[Figure dataset records]
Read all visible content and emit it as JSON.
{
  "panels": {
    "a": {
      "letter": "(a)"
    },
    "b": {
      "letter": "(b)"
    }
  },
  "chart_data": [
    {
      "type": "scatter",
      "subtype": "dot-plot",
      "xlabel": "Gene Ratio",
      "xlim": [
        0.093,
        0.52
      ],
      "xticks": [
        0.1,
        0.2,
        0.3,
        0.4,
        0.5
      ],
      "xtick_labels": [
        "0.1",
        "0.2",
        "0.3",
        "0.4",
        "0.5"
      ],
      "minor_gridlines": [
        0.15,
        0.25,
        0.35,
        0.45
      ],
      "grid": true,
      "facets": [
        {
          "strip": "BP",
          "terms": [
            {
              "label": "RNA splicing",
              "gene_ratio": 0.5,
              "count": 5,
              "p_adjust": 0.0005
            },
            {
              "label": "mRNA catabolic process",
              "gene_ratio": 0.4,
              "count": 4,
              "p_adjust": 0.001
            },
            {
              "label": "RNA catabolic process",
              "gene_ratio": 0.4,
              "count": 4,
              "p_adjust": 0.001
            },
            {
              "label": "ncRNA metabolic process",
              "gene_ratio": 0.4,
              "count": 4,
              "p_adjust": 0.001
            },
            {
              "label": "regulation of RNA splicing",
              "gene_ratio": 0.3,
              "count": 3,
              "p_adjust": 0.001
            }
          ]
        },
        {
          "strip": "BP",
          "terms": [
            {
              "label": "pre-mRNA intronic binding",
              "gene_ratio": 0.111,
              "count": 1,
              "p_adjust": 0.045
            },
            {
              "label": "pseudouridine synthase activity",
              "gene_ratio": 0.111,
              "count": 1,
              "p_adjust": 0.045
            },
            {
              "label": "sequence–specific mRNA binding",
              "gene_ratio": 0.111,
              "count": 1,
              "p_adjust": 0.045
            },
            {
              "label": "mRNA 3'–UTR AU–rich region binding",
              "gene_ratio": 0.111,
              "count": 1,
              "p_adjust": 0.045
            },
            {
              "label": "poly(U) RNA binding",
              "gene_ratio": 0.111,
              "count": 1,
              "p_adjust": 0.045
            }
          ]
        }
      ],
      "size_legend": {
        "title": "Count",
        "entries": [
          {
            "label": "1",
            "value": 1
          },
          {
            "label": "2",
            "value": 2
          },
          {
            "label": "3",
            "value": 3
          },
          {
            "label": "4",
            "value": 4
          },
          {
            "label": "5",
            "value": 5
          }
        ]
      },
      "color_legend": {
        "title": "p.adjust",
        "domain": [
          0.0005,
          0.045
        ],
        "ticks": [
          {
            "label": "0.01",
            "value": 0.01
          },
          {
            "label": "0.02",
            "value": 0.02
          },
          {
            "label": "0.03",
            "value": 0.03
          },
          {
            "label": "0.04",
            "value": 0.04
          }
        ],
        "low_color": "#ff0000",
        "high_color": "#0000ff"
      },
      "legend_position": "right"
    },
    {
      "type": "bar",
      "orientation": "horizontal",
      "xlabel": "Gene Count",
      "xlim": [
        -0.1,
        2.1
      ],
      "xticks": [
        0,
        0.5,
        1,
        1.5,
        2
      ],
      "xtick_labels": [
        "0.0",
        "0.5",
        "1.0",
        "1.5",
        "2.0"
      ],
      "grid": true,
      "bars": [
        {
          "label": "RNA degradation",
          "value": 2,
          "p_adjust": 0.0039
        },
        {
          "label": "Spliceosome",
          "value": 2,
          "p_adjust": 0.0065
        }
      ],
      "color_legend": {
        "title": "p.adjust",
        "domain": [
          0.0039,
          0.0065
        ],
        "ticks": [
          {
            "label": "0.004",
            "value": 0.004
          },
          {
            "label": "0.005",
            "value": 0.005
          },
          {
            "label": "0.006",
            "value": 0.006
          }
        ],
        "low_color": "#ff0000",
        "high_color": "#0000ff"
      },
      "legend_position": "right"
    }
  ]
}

*EXERCISE DESCRIPTION*
Once you have read the records, write every one of them out again exactly.

*WRITTEN REPLY*
Read all visible content and emit it as JSON.
{
  "panels": {
    "a": {
      "letter": "(a)"
    },
    "b": {
      "letter": "(b)"
    }
  },
  "chart_data": [
    {
      "type": "scatter",
      "subtype": "dot-plot",
      "xlabel": "Gene Ratio",
      "xlim": [
        0.093,
        0.52
      ],
      "xticks": [
        0.1,
        0.2,
        0.3,
        0.4,
        0.5
      ],
      "xtick_labels": [
        "0.1",
        "0.2",
        "0.3",
        "0.4",
        "0.5"
      ],
      "minor_gridlines": [
        0.15,
        0.25,
        0.35,
        0.45
      ],
      "grid": true,
      "facets": [
        {
          "strip": "BP",
          "terms": [
            {
              "label": "RNA splicing",
              "gene_ratio": 0.5,
              "count": 5,
              "p_adjust": 0.0005
            },
            {
              "label": "mRNA catabolic process",
              "gene_ratio": 0.4,
              "count": 4,
              "p_adjust": 0.001
            },
            {
              "label": "RNA catabolic process",
              "gene_ratio": 0.4,
              "count": 4,
              "p_adjust": 0.001
            },
            {
              "label": "ncRNA metabolic process",
              "gene_ratio": 0.4,
              "count": 4,
              "p_adjust": 0.001
            },
            {
              "label": "regulation of RNA splicing",
              "gene_ratio": 0.3,
              "count": 3,
              "p_adjust": 0.001
            }
          ]
        },
        {
          "strip": "BP",
          "terms": [
            {
              "label": "pre-mRNA intronic binding",
              "gene_ratio": 0.111,
              "count": 1,
              "p_adjust": 0.045
            },
            {
              "label": "pseudouridine synthase activity",
              "gene_ratio": 0.111,
              "count": 1,
              "p_adjust": 0.045
            },
            {
              "label": "sequence–specific mRNA binding",
              "gene_ratio": 0.111,
              "count": 1,
              "p_adjust": 0.045
            },
            {
              "label": "mRNA 3'–UTR AU–rich region binding",
              "gene_ratio": 0.111,
              "count": 1,
              "p_adjust": 0.045
            },
            {
              "label": "poly(U) RNA binding",
              "gene_ratio": 0.111,
              "count": 1,
              "p_adjust": 0.045
            }
          ]
        }
      ],
      "size_legend": {
        "title": "Count",
        "entries": [
          {
            "label": "1",
            "value": 1
          },
          {
            "label": "2",
            "value": 2
          },
          {
            "label": "3",
            "value": 3
          },
          {
            "label": "4",
            "value": 4
          },
          {
            "label": "5",
            "value": 5
          }
        ]
      },
      "color_legend": {
        "title": "p.adjust",
        "domain": [
          0.0005,
          0.045
        ],
        "ticks": [
          {
            "label": "0.01",
            "value": 0.01
          },
          {
            "label": "0.02",
            "value": 0.02
          },
          {
            "label": "0.03",
            "value": 0.03
          },
          {
            "label": "0.04",
            "value": 0.04
          }
        ],
        "low_color": "#ff0000",
        "high_color": "#0000ff"
      },
      "legend_position": "right"
    },
    {
      "type": "bar",
      "orientation": "horizontal",
      "xlabel": "Gene Count",
      "xlim": [
        -0.1,
        2.1
      ],
      "xticks": [
        0,
        0.5,
        1,
        1.5,
        2
      ],
      "xtick_labels": [
        "0.0",
        "0.5",
        "1.0",
        "1.5",
        "2.0"
      ],
      "grid": true,
      "bars": [
        {
          "label": "RNA degradation",
          "value": 2,
          "p_adjust": 0.0039
        },
        {
          "label": "Spliceosome",
          "value": 2,
          "p_adjust": 0.0065
        }
      ],
      "color_legend": {
        "title": "p.adjust",
        "domain": [
          0.0039,
          0.0065
        ],
        "ticks": [
          {
            "label": "0.004",
            "value": 0.004
          },
          {
            "label": "0.005",
            "value": 0.005
          },
          {
            "label": "0.006",
            "value": 0.006
          }
        ],
        "low_color": "#ff0000",
        "high_color": "#0000ff"
      },
      "legend_position": "right"
    }
  ]
}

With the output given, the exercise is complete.